[Data listing]
....

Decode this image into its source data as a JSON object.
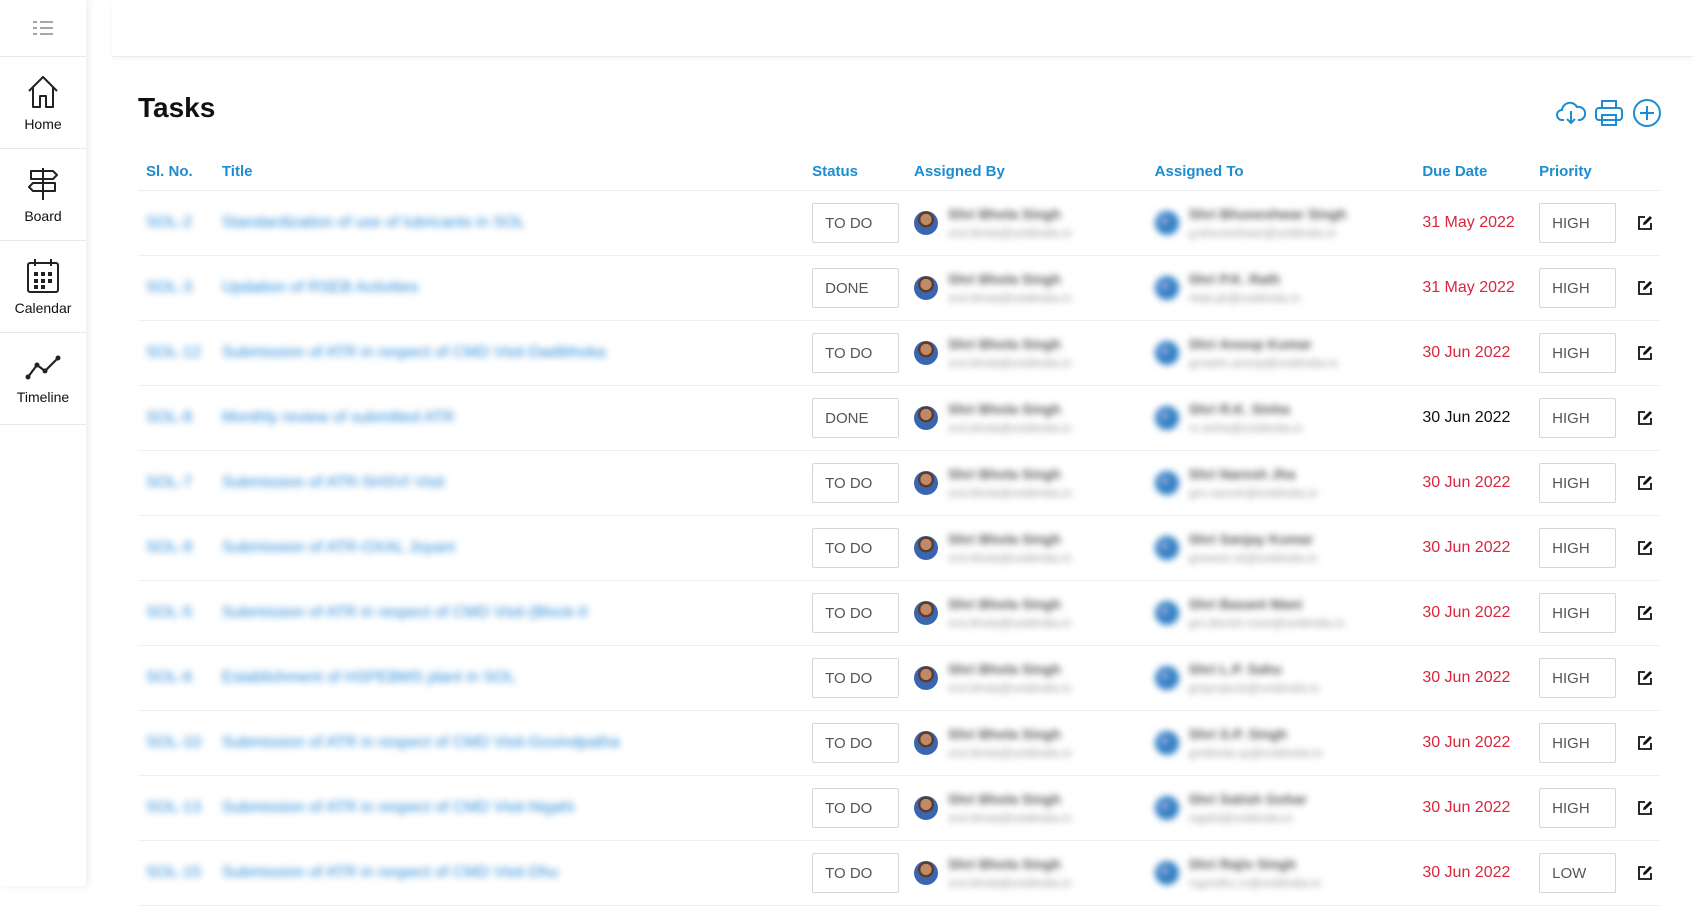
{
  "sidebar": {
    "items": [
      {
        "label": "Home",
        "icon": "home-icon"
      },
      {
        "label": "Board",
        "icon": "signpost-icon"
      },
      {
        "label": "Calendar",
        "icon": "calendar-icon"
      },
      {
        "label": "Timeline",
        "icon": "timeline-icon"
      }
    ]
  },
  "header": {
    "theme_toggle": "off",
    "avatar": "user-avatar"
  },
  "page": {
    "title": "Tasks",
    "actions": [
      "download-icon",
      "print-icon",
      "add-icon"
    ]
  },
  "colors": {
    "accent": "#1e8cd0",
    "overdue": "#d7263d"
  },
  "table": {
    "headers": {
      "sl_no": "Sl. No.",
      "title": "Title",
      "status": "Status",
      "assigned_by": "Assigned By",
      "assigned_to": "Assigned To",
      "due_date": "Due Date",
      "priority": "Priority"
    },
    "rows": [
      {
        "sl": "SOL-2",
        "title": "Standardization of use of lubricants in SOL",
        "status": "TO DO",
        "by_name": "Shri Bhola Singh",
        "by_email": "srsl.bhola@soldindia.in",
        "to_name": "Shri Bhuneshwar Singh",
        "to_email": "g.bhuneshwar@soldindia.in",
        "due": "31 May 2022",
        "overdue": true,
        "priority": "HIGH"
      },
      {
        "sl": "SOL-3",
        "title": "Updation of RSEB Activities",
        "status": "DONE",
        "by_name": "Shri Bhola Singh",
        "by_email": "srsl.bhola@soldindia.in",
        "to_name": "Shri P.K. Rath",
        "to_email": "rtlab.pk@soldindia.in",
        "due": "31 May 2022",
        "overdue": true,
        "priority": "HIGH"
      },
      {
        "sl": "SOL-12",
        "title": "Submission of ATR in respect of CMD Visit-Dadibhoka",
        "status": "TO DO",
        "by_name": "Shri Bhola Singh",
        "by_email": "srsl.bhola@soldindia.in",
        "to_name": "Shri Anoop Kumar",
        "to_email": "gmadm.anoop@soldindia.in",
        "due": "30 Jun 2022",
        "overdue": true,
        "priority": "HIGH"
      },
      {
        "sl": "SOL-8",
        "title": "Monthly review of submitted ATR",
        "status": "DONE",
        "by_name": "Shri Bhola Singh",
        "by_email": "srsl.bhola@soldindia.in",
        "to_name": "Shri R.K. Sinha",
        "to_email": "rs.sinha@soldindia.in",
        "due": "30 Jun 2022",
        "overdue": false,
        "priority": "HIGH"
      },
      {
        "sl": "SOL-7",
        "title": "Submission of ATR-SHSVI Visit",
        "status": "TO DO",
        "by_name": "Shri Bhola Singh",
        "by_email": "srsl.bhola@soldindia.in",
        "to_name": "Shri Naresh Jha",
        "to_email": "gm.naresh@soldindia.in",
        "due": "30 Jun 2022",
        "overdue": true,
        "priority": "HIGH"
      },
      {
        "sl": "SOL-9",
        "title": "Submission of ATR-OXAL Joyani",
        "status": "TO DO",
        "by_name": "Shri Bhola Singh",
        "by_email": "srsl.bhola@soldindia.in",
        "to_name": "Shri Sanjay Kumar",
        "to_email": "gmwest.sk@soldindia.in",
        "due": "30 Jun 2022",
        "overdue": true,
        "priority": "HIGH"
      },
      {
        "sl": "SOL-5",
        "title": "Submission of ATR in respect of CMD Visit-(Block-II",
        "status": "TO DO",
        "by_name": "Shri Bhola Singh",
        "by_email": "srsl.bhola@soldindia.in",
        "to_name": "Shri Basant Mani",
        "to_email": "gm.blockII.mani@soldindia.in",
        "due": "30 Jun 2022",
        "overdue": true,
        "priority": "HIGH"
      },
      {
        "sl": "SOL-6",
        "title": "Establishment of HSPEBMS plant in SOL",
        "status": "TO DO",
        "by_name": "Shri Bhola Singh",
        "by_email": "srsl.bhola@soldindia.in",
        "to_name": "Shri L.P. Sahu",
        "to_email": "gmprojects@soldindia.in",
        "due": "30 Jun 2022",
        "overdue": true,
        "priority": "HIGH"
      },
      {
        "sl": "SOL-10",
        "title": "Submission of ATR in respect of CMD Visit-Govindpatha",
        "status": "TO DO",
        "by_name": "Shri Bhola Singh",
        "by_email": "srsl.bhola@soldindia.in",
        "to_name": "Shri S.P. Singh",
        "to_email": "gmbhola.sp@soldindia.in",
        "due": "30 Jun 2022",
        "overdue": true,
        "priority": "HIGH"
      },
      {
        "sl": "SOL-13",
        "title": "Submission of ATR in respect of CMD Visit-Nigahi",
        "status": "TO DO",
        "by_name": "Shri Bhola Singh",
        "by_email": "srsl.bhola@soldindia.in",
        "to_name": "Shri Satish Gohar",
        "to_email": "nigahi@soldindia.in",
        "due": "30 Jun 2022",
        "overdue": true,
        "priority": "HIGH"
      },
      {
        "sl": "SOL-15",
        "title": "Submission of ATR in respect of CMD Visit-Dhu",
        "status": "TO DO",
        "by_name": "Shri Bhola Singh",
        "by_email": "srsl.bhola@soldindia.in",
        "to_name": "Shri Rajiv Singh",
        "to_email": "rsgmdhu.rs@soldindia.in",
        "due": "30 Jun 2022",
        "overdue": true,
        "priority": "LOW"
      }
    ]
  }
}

....

◆ What you should do
Go through the material and copy out every line with "Visit" in it.

◆ Solution below
        "title": "Submission of ATR in respect of CMD Visit-Dadibhoka",
        "title": "Submission of ATR-SHSVI Visit",
        "title": "Submission of ATR in respect of CMD Visit-(Block-II",
        "title": "Submission of ATR in respect of CMD Visit-Govindpatha",
        "title": "Submission of ATR in respect of CMD Visit-Nigahi",
        "title": "Submission of ATR in respect of CMD Visit-Dhu",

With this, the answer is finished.